--- begin Records ---

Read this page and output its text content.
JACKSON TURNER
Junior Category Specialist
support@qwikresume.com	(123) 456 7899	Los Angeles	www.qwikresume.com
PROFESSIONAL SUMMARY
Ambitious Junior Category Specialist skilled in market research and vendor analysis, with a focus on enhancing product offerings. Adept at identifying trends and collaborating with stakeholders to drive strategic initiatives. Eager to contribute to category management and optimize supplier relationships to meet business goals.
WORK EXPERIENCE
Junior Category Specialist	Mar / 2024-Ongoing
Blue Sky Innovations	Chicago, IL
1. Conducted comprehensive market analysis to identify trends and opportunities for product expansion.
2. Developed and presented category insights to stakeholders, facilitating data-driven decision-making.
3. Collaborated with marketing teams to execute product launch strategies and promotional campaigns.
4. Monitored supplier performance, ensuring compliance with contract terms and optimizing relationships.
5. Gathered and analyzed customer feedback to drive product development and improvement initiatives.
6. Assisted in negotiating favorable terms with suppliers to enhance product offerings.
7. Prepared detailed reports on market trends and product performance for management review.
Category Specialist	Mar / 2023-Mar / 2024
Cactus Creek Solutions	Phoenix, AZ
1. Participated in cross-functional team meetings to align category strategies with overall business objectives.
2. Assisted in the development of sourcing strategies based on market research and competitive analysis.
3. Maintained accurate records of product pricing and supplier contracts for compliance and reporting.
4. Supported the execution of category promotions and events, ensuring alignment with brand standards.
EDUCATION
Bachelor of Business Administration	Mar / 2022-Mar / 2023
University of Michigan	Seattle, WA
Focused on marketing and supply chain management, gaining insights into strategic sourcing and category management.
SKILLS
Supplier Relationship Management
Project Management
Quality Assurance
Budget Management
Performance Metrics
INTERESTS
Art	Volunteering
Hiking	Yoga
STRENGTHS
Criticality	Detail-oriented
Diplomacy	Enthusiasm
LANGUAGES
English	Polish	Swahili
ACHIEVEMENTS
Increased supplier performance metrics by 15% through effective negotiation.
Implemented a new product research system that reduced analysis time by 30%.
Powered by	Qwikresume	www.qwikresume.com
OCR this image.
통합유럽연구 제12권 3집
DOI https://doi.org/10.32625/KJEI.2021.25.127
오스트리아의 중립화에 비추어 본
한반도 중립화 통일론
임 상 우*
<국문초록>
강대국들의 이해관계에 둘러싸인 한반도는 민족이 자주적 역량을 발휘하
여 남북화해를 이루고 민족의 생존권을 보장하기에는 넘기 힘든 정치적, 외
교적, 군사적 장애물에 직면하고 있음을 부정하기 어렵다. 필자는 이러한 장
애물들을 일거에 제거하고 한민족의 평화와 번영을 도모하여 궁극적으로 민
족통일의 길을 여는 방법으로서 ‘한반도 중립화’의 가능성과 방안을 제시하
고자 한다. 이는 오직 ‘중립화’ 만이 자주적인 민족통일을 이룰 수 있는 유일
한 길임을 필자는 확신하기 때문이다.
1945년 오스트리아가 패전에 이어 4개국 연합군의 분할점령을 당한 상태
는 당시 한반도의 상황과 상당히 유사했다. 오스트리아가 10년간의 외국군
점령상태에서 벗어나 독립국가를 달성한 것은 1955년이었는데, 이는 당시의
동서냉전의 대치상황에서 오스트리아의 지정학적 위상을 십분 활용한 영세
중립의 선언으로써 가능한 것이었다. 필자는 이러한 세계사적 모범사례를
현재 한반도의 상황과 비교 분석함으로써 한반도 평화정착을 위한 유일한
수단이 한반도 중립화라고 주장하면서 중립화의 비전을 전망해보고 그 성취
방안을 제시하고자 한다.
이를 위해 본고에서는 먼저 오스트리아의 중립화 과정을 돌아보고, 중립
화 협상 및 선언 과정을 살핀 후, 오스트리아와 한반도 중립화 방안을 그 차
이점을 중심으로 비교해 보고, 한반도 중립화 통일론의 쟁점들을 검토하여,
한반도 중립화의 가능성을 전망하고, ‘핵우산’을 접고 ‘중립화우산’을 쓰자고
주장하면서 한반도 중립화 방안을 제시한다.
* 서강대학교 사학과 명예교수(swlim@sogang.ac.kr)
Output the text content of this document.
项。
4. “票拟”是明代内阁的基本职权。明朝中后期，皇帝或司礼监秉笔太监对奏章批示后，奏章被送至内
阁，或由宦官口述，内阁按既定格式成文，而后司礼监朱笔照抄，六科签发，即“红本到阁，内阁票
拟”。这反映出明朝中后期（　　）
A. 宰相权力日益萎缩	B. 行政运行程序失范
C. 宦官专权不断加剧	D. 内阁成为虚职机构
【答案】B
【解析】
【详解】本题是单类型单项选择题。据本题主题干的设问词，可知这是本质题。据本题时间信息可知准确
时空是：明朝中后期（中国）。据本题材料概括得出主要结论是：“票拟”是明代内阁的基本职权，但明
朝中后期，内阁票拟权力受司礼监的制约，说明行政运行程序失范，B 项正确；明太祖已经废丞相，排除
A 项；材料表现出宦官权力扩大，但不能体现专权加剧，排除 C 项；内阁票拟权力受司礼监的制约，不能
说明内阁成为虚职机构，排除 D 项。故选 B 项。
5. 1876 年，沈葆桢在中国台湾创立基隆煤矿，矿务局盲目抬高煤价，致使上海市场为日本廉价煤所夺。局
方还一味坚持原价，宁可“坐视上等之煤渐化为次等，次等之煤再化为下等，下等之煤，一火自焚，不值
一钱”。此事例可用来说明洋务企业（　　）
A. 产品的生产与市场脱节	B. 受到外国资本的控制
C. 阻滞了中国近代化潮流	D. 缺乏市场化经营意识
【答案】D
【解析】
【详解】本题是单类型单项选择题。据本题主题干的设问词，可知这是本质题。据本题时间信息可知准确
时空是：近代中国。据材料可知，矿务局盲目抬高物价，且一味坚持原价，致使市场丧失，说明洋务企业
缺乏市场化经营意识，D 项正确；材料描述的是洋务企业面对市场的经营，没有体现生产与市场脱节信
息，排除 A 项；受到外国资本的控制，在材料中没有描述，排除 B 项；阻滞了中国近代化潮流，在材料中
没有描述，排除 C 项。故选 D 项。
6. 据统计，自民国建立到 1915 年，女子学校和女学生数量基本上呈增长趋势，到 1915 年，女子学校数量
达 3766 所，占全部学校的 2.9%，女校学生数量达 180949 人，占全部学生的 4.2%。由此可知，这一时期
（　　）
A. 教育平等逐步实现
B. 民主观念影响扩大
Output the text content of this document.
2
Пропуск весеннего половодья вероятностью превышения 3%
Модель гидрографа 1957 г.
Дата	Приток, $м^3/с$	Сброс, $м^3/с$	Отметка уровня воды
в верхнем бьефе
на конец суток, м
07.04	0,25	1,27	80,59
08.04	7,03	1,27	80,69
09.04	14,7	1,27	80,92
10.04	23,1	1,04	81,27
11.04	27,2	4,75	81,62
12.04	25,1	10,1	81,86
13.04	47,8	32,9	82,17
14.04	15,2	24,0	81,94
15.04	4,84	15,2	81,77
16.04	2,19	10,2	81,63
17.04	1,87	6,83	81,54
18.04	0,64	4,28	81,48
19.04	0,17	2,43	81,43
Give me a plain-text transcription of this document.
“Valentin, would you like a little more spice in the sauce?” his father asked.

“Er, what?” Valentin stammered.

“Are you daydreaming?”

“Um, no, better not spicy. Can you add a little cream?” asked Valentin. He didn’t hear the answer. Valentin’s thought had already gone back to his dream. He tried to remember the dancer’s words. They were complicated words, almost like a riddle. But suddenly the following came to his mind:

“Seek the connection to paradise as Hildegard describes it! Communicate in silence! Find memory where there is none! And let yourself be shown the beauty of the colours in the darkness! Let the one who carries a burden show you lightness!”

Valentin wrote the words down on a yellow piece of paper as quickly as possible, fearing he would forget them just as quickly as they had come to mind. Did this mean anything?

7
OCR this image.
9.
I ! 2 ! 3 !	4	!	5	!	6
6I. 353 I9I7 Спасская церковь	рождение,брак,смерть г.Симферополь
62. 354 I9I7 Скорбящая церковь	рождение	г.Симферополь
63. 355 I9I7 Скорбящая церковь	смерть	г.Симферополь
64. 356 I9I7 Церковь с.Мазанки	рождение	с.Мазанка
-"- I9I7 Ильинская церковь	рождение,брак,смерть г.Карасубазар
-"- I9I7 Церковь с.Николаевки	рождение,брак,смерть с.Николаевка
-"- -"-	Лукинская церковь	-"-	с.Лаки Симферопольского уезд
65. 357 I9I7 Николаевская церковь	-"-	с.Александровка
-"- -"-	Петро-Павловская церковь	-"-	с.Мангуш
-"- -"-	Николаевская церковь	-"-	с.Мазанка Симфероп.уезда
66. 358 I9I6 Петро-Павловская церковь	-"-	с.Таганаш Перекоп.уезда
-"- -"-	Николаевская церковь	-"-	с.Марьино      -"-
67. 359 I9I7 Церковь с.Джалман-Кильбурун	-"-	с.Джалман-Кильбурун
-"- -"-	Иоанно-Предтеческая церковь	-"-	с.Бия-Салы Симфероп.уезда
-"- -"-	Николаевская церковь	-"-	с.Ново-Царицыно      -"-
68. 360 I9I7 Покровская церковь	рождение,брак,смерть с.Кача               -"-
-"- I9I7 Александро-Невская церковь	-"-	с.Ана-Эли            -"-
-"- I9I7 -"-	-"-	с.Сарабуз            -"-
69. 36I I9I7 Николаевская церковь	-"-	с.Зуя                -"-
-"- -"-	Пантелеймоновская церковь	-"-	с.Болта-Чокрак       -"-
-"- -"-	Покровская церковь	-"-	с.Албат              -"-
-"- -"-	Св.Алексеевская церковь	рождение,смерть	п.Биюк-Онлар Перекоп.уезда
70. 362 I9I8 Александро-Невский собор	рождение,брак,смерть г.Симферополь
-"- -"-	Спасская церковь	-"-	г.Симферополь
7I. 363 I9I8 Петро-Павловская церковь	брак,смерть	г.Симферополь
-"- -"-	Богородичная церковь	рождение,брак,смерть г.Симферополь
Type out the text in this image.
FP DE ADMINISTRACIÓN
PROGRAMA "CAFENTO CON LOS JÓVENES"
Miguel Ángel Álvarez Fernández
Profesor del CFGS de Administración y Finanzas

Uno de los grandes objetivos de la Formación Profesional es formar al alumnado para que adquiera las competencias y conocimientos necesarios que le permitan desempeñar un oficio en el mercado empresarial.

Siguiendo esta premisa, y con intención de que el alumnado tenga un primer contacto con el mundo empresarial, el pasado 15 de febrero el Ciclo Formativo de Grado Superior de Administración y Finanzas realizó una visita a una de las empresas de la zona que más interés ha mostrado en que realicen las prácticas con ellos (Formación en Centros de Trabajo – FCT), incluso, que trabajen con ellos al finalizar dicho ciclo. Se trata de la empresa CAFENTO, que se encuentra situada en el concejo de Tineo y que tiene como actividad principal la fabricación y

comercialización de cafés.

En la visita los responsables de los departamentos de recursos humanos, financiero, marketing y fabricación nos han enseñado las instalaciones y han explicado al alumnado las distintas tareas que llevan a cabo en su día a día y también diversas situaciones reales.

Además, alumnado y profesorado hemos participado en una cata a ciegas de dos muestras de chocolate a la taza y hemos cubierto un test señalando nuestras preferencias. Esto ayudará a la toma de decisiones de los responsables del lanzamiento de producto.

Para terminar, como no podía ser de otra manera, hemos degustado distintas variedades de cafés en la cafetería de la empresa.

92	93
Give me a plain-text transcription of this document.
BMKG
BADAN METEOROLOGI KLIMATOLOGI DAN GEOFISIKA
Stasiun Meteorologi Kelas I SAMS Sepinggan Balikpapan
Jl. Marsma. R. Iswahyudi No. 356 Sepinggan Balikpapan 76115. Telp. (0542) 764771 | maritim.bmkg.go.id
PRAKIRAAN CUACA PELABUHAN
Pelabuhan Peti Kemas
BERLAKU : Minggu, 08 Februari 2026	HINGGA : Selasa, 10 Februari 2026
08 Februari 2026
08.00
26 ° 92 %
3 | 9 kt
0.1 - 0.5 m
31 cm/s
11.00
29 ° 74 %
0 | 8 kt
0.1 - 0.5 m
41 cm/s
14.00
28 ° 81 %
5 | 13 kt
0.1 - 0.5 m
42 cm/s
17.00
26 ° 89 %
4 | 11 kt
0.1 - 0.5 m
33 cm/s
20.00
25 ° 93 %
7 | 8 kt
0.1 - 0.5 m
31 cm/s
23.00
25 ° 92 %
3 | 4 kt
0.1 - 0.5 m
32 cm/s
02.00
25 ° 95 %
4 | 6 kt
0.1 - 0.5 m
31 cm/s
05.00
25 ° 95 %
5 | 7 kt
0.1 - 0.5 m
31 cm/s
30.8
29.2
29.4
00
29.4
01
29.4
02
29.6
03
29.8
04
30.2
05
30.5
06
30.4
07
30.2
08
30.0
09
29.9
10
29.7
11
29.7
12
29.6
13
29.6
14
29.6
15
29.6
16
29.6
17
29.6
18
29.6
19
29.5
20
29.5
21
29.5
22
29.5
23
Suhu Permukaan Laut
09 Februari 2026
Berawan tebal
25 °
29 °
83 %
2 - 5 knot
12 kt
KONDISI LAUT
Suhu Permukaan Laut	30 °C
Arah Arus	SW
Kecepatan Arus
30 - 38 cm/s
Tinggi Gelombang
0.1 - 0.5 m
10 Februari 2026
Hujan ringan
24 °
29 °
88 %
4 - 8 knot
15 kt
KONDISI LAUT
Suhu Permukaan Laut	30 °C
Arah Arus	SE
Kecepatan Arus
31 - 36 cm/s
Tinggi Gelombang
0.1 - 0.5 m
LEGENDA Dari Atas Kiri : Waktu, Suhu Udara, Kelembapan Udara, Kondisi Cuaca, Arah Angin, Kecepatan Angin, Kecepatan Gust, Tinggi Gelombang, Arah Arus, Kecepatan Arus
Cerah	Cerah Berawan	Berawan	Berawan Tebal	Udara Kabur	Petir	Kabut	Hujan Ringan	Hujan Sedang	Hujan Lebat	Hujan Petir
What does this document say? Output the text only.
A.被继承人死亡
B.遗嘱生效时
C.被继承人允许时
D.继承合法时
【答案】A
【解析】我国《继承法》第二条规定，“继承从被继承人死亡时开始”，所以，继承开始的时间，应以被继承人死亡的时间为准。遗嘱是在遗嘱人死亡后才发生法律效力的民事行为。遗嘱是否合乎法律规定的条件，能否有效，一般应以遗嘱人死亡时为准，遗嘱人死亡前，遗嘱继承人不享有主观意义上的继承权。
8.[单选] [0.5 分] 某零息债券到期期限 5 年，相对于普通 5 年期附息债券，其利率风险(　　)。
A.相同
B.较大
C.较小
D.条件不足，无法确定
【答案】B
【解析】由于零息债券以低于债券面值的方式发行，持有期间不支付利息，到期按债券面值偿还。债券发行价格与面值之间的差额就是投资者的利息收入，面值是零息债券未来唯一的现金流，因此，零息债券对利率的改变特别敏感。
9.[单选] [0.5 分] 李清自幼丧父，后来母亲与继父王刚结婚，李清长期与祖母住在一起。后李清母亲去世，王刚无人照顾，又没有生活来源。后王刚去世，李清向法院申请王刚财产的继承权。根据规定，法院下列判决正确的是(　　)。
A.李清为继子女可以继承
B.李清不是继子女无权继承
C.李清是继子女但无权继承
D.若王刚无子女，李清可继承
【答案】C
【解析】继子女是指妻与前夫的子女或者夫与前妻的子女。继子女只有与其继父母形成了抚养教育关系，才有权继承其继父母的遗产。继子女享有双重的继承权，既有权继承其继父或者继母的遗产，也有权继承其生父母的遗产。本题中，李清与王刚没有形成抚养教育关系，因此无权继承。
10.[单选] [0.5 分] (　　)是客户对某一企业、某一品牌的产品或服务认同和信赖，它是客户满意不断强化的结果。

--- end Records ---

**Written problem:** Copy every line that includes the string "asked" from the material above.

**Solution:**
“Valentin, would you like a little more spice in the sauce?” his father asked.
“Um, no, better not spicy. Can you add a little cream?” asked Valentin. He didn’t hear the answer. Valentin’s thought had already gone back to his dream. He tried to remember the dancer’s words. They were complicated words, almost like a riddle. But suddenly the following came to his mind:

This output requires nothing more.